+++ DATA EXCERPTS +++
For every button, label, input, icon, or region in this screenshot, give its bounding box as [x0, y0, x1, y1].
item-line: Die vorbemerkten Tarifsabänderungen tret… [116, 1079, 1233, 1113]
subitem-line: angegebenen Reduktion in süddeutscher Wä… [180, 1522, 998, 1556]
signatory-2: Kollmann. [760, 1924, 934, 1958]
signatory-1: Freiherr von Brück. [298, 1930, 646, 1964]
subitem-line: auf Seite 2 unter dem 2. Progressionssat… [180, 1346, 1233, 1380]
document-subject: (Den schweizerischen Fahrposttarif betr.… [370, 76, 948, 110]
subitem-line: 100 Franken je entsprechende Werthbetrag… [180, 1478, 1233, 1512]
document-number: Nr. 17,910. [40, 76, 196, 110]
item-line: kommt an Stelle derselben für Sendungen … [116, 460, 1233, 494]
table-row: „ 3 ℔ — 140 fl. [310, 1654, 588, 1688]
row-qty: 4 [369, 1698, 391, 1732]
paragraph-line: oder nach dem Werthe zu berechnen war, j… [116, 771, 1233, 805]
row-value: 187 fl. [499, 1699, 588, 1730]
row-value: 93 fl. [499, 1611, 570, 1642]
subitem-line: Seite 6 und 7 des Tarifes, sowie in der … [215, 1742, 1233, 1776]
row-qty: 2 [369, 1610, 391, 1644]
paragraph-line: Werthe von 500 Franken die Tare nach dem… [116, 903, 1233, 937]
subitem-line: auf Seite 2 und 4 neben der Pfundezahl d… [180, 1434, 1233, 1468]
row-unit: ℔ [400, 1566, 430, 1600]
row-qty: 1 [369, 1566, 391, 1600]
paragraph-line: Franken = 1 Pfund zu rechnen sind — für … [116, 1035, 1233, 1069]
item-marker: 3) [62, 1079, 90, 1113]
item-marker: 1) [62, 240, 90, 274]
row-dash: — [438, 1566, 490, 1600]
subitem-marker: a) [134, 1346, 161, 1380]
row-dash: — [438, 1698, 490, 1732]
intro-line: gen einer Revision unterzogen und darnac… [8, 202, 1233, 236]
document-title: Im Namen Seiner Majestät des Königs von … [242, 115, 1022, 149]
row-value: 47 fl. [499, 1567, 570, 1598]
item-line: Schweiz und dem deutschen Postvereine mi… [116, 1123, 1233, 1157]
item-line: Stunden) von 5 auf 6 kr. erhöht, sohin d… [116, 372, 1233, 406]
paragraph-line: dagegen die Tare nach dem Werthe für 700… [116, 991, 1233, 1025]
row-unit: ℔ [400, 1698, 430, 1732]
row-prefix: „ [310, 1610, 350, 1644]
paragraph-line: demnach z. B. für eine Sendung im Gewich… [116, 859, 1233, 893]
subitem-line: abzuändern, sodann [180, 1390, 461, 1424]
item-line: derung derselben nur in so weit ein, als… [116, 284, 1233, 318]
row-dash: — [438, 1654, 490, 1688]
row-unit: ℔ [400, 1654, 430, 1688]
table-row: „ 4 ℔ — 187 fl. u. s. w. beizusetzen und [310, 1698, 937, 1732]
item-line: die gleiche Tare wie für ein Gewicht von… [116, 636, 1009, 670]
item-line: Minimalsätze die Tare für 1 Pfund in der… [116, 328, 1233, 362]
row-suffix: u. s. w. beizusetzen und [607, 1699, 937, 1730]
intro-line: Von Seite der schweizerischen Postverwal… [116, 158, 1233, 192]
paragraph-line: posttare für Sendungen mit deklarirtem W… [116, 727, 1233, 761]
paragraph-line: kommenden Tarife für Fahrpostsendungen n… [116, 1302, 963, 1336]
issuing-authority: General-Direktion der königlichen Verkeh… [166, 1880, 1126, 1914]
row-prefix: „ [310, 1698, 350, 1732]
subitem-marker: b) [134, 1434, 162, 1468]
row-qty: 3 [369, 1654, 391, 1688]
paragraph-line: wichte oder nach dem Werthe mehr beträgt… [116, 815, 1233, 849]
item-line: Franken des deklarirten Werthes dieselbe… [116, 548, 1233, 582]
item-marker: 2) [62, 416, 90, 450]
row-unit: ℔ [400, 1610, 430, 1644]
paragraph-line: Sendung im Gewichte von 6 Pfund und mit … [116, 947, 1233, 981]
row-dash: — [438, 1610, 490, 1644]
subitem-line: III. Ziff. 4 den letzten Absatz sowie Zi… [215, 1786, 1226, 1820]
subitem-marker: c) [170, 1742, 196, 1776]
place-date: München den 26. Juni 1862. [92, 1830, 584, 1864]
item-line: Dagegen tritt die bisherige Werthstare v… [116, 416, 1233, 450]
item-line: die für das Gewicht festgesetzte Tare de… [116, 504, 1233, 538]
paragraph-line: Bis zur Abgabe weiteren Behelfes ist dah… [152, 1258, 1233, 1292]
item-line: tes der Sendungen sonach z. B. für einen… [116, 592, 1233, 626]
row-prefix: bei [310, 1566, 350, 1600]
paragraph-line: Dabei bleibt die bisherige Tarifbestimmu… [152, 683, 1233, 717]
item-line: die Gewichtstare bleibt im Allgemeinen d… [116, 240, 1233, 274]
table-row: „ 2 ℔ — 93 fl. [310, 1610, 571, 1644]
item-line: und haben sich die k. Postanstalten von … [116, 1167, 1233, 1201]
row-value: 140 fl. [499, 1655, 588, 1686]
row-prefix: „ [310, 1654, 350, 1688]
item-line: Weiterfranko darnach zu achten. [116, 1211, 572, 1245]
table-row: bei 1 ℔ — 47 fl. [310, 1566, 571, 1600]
+++
* **YOUR OBJECTIVE**:
Express the data above as a JSON list of strings with one string per line, skipping blank lines. Include every block of the data.

* **ANSWER TO THIS TASK**:
[
  "For every button, label, input, icon, or region in this screenshot, give its bounding box as [x0, y0, x1, y1].",
  "item-line: Die vorbemerkten Tarifsabänderungen tret… [116, 1079, 1233, 1113]",
  "subitem-line: angegebenen Reduktion in süddeutscher Wä… [180, 1522, 998, 1556]",
  "signatory-2: Kollmann. [760, 1924, 934, 1958]",
  "signatory-1: Freiherr von Brück. [298, 1930, 646, 1964]",
  "subitem-line: auf Seite 2 unter dem 2. Progressionssat… [180, 1346, 1233, 1380]",
  "document-subject: (Den schweizerischen Fahrposttarif betr.… [370, 76, 948, 110]",
  "subitem-line: 100 Franken je entsprechende Werthbetrag… [180, 1478, 1233, 1512]",
  "document-number: Nr. 17,910. [40, 76, 196, 110]",
  "item-line: kommt an Stelle derselben für Sendungen … [116, 460, 1233, 494]",
  "table-row: „ 3 ℔ — 140 fl. [310, 1654, 588, 1688]",
  "row-qty: 4 [369, 1698, 391, 1732]",
  "paragraph-line: oder nach dem Werthe zu berechnen war, j… [116, 771, 1233, 805]",
  "row-value: 187 fl. [499, 1699, 588, 1730]",
  "row-value: 93 fl. [499, 1611, 570, 1642]",
  "subitem-line: Seite 6 und 7 des Tarifes, sowie in der … [215, 1742, 1233, 1776]",
  "row-qty: 2 [369, 1610, 391, 1644]",
  "paragraph-line: Werthe von 500 Franken die Tare nach dem… [116, 903, 1233, 937]",
  "subitem-line: auf Seite 2 und 4 neben der Pfundezahl d… [180, 1434, 1233, 1468]",
  "row-unit: ℔ [400, 1566, 430, 1600]",
  "row-qty: 1 [369, 1566, 391, 1600]",
  "paragraph-line: Franken = 1 Pfund zu rechnen sind — für … [116, 1035, 1233, 1069]",
  "item-marker: 3) [62, 1079, 90, 1113]",
  "item-marker: 1) [62, 240, 90, 274]",
  "row-dash: — [438, 1566, 490, 1600]",
  "subitem-marker: a) [134, 1346, 161, 1380]",
  "row-dash: — [438, 1698, 490, 1732]",
  "intro-line: gen einer Revision unterzogen und darnac… [8, 202, 1233, 236]",
  "document-title: Im Namen Seiner Majestät des Königs von … [242, 115, 1022, 149]",
  "row-value: 47 fl. [499, 1567, 570, 1598]",
  "item-line: Schweiz und dem deutschen Postvereine mi… [116, 1123, 1233, 1157]",
  "item-line: Stunden) von 5 auf 6 kr. erhöht, sohin d… [116, 372, 1233, 406]",
  "paragraph-line: dagegen die Tare nach dem Werthe für 700… [116, 991, 1233, 1025]",
  "row-unit: ℔ [400, 1698, 430, 1732]",
  "row-prefix: „ [310, 1610, 350, 1644]",
  "paragraph-line: demnach z. B. für eine Sendung im Gewich… [116, 859, 1233, 893]",
  "subitem-line: abzuändern, sodann [180, 1390, 461, 1424]",
  "item-line: derung derselben nur in so weit ein, als… [116, 284, 1233, 318]",
  "row-dash: — [438, 1654, 490, 1688]",
  "row-unit: ℔ [400, 1654, 430, 1688]",
  "table-row: „ 4 ℔ — 187 fl. u. s. w. beizusetzen und [310, 1698, 937, 1732]",
  "item-line: die gleiche Tare wie für ein Gewicht von… [116, 636, 1009, 670]",
  "item-line: Minimalsätze die Tare für 1 Pfund in der… [116, 328, 1233, 362]",
  "row-suffix: u. s. w. beizusetzen und [607, 1699, 937, 1730]",
  "intro-line: Von Seite der schweizerischen Postverwal… [116, 158, 1233, 192]",
  "paragraph-line: posttare für Sendungen mit deklarirtem W… [116, 727, 1233, 761]",
  "paragraph-line: kommenden Tarife für Fahrpostsendungen n… [116, 1302, 963, 1336]",
  "issuing-authority: General-Direktion der königlichen Verkeh… [166, 1880, 1126, 1914]",
  "row-prefix: „ [310, 1698, 350, 1732]",
  "subitem-marker: b) [134, 1434, 162, 1468]",
  "row-qty: 3 [369, 1654, 391, 1688]",
  "paragraph-line: wichte oder nach dem Werthe mehr beträgt… [116, 815, 1233, 849]",
  "item-line: Franken des deklarirten Werthes dieselbe… [116, 548, 1233, 582]",
  "item-marker: 2) [62, 416, 90, 450]",
  "row-unit: ℔ [400, 1610, 430, 1644]",
  "paragraph-line: Sendung im Gewichte von 6 Pfund und mit … [116, 947, 1233, 981]",
  "row-dash: — [438, 1610, 490, 1644]",
  "subitem-line: III. Ziff. 4 den letzten Absatz sowie Zi… [215, 1786, 1226, 1820]",
  "subitem-marker: c) [170, 1742, 196, 1776]",
  "place-date: München den 26. Juni 1862. [92, 1830, 584, 1864]",
  "item-line: Dagegen tritt die bisherige Werthstare v… [116, 416, 1233, 450]",
  "item-line: die für das Gewicht festgesetzte Tare de… [116, 504, 1233, 538]",
  "paragraph-line: Bis zur Abgabe weiteren Behelfes ist dah… [152, 1258, 1233, 1292]",
  "item-line: tes der Sendungen sonach z. B. für einen… [116, 592, 1233, 626]",
  "row-prefix: bei [310, 1566, 350, 1600]",
  "paragraph-line: Dabei bleibt die bisherige Tarifbestimmu… [152, 683, 1233, 717]",
  "item-line: die Gewichtstare bleibt im Allgemeinen d… [116, 240, 1233, 274]",
  "table-row: „ 2 ℔ — 93 fl. [310, 1610, 571, 1644]",
  "item-line: und haben sich die k. Postanstalten von … [116, 1167, 1233, 1201]",
  "row-value: 140 fl. [499, 1655, 588, 1686]",
  "row-prefix: „ [310, 1654, 350, 1688]",
  "item-line: Weiterfranko darnach zu achten. [116, 1211, 572, 1245]",
  "table-row: bei 1 ℔ — 47 fl. [310, 1566, 571, 1600]"
]